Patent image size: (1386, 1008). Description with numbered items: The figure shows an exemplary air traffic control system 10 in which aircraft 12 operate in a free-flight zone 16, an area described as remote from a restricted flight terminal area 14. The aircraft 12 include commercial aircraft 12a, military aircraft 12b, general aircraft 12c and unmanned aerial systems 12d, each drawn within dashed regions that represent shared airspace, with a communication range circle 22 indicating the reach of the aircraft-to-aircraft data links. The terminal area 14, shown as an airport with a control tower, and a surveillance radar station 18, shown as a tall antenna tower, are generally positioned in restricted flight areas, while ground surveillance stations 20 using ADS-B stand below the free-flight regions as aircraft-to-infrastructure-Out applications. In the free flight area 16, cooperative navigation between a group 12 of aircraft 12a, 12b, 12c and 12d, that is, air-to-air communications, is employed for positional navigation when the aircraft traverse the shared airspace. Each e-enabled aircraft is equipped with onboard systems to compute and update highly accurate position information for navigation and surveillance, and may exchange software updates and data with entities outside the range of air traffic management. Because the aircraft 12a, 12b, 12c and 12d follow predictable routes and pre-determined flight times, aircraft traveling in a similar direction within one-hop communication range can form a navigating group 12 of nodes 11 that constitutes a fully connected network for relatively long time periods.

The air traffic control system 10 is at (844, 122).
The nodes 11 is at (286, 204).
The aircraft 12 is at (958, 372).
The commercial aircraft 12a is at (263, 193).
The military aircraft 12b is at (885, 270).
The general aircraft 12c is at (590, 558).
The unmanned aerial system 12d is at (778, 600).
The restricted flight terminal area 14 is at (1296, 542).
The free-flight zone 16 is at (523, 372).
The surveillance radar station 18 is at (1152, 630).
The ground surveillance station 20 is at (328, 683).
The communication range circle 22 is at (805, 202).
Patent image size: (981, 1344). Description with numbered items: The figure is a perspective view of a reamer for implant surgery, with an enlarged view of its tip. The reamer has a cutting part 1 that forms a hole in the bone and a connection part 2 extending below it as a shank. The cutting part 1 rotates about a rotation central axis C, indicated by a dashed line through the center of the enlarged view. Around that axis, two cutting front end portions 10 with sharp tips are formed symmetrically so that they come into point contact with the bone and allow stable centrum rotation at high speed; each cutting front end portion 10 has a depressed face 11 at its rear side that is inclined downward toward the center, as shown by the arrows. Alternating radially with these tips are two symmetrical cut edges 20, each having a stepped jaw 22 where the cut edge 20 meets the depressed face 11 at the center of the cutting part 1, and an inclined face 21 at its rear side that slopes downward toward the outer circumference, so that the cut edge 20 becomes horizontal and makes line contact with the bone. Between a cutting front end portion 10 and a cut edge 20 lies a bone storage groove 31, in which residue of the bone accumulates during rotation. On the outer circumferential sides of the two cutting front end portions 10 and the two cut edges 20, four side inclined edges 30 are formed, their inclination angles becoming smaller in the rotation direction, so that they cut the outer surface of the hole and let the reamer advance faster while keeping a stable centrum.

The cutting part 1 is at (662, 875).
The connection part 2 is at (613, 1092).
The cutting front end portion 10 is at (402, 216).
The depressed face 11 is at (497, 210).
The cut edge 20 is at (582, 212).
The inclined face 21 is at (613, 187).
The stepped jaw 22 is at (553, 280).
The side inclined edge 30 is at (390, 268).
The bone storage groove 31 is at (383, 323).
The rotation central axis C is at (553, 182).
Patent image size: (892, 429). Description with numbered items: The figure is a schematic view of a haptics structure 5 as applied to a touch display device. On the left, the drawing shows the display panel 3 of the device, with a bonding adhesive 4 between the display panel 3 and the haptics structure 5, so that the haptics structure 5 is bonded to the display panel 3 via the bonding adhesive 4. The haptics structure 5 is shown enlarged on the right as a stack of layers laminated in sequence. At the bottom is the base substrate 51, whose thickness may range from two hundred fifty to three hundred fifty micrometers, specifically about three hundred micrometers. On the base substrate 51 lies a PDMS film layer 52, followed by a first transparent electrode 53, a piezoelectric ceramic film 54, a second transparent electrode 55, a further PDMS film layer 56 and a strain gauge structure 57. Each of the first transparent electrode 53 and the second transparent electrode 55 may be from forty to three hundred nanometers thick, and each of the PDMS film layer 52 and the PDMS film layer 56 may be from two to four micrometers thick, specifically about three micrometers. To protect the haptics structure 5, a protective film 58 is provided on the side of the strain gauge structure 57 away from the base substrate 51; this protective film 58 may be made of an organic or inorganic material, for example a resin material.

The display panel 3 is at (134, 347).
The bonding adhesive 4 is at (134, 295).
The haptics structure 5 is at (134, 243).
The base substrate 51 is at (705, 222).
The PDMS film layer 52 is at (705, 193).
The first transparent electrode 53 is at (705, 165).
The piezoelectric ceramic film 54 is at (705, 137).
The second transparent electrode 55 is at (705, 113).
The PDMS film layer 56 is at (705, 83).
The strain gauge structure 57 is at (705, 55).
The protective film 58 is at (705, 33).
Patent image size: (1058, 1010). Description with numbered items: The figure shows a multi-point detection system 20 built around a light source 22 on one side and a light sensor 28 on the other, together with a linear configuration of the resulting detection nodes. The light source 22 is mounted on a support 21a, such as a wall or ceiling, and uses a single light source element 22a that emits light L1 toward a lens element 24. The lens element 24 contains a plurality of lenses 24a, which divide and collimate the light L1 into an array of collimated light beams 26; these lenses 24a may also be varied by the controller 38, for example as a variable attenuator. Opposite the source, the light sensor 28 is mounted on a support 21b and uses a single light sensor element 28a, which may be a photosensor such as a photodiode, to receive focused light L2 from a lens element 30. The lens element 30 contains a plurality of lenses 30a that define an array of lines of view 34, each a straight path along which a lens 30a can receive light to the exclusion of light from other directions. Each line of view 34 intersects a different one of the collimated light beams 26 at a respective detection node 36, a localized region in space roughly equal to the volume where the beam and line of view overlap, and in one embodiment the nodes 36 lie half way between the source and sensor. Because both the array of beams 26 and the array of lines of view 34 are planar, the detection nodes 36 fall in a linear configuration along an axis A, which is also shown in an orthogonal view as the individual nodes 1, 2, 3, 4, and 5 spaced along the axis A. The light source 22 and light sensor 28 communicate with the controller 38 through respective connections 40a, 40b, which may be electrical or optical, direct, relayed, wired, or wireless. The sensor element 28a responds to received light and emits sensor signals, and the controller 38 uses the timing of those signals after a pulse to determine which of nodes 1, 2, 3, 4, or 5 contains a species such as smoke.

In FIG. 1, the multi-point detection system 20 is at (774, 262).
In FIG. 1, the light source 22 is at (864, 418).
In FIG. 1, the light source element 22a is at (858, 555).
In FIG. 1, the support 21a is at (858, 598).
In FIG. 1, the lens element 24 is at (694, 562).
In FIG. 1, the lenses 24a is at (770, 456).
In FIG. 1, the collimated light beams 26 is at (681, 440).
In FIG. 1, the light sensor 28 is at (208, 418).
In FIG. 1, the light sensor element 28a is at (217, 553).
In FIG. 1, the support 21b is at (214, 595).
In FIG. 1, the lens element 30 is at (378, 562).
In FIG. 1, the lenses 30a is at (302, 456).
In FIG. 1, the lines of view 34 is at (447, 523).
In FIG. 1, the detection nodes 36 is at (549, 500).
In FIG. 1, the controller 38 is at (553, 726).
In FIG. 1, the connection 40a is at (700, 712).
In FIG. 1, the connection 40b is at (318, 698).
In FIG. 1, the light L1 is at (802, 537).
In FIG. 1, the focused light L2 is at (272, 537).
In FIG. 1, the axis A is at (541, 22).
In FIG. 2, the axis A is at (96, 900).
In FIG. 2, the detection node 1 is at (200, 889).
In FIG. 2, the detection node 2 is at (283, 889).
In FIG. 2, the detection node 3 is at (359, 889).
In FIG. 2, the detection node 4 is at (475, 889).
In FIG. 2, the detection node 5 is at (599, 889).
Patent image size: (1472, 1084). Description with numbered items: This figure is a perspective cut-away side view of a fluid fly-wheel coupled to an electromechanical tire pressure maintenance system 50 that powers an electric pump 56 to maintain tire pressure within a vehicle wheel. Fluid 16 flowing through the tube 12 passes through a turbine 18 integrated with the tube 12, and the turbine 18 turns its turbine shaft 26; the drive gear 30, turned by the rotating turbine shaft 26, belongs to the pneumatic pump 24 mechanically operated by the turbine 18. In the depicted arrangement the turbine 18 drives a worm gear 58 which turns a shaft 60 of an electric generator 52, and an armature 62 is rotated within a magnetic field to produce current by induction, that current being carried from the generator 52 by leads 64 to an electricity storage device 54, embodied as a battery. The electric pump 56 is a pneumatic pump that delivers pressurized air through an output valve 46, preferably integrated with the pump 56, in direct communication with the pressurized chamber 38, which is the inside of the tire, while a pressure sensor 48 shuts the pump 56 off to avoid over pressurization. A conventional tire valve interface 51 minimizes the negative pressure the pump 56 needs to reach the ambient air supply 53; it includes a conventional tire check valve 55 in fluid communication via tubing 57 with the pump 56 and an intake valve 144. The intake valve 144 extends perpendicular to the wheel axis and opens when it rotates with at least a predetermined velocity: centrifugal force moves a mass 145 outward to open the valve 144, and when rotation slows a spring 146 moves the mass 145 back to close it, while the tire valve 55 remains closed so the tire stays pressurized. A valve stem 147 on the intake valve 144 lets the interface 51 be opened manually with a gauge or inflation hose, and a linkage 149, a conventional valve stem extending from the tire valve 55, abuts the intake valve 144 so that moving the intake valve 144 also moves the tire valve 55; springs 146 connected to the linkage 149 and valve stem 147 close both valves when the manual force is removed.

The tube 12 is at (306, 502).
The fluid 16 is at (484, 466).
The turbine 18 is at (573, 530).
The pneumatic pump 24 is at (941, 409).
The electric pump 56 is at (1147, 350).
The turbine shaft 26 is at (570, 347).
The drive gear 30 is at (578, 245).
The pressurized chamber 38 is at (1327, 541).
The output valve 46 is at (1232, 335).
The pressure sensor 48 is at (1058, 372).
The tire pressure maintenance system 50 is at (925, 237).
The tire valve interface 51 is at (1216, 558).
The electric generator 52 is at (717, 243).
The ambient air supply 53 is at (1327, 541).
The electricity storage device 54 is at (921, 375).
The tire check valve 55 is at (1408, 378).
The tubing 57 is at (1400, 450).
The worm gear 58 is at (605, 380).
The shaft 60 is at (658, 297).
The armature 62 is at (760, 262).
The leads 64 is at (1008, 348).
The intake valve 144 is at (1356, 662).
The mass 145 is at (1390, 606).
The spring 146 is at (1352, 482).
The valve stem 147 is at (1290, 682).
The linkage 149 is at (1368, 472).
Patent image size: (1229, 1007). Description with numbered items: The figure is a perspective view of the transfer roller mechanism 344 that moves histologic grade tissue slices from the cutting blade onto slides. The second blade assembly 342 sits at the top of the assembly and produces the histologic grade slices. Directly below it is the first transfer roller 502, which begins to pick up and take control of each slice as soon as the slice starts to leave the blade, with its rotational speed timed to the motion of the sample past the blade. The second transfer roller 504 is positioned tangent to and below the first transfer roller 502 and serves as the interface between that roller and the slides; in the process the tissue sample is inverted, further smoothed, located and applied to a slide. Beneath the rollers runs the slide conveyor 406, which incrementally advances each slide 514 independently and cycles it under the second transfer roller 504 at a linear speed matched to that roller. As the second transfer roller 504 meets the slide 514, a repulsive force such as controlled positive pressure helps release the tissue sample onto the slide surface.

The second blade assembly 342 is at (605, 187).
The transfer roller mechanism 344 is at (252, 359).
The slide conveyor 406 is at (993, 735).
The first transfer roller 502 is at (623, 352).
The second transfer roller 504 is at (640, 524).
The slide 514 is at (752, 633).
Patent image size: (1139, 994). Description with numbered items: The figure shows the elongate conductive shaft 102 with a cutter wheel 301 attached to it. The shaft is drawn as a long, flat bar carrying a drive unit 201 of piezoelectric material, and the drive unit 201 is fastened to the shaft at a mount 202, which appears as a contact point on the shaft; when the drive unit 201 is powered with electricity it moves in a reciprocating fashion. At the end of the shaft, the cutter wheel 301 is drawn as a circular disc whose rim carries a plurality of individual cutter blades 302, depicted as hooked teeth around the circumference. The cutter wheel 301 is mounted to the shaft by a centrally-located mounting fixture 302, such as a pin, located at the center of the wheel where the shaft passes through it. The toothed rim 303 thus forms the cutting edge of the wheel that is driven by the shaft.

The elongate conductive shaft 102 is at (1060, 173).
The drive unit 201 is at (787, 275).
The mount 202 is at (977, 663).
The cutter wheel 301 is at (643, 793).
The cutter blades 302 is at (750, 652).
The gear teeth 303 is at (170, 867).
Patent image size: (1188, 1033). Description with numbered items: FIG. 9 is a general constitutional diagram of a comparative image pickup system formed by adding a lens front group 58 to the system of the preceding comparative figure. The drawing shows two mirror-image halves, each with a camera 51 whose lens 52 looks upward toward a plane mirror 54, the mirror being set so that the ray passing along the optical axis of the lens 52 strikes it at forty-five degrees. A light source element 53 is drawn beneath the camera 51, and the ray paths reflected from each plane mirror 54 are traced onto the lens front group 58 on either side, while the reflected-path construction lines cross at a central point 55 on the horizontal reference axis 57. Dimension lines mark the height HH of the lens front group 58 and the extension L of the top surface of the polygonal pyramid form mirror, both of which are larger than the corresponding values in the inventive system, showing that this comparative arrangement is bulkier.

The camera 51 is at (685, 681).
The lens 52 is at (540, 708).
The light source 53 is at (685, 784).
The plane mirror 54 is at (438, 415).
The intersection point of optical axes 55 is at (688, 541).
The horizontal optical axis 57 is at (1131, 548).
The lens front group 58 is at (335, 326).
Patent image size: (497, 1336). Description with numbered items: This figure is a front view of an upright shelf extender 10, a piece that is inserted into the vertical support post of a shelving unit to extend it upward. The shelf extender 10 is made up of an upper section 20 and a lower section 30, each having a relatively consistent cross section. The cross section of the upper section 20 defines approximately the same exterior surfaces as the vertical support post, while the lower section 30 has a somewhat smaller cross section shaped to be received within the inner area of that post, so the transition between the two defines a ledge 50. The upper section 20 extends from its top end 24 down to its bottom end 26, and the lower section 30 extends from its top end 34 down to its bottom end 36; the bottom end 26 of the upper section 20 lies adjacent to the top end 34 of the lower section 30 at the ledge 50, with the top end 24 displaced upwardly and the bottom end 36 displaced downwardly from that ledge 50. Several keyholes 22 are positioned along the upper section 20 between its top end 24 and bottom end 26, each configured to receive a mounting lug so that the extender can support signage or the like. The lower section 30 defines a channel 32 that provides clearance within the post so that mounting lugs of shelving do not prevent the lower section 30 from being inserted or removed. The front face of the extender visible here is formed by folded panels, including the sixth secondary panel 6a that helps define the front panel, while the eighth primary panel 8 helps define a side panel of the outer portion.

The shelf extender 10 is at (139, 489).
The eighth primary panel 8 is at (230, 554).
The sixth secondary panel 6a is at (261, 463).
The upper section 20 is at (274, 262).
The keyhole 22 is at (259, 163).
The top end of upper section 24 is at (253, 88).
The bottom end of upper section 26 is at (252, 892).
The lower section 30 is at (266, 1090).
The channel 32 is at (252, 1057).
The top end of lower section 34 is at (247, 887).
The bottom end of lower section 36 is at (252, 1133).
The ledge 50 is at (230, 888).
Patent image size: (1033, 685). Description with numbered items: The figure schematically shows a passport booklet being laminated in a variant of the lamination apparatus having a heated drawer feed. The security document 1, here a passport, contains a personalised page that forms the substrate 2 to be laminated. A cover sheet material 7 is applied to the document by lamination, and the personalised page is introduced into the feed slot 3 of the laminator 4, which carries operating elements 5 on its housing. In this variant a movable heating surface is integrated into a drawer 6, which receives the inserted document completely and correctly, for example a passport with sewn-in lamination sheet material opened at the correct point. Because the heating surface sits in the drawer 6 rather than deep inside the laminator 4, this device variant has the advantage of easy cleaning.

-----

Reproduce the material starting at the line that contains "Patent image size: (1188, 1033)." and ending at the line that contains "The lens front group 58 is at (335, 326).", substituting "imaging system" for "image pickup system" and leaving everything else as it is.

Patent image size: (1188, 1033). Description with numbered items: FIG. 9 is a general constitutional diagram of a comparative imaging system formed by adding a lens front group 58 to the system of the preceding comparative figure. The drawing shows two mirror-image halves, each with a camera 51 whose lens 52 looks upward toward a plane mirror 54, the mirror being set so that the ray passing along the optical axis of the lens 52 strikes it at forty-five degrees. A light source element 53 is drawn beneath the camera 51, and the ray paths reflected from each plane mirror 54 are traced onto the lens front group 58 on either side, while the reflected-path construction lines cross at a central point 55 on the horizontal reference axis 57. Dimension lines mark the height HH of the lens front group 58 and the extension L of the top surface of the polygonal pyramid form mirror, both of which are larger than the corresponding values in the inventive system, showing that this comparative arrangement is bulkier.

The camera 51 is at (685, 681).
The lens 52 is at (540, 708).
The light source 53 is at (685, 784).
The plane mirror 54 is at (438, 415).
The intersection point of optical axes 55 is at (688, 541).
The horizontal optical axis 57 is at (1131, 548).
The lens front group 58 is at (335, 326).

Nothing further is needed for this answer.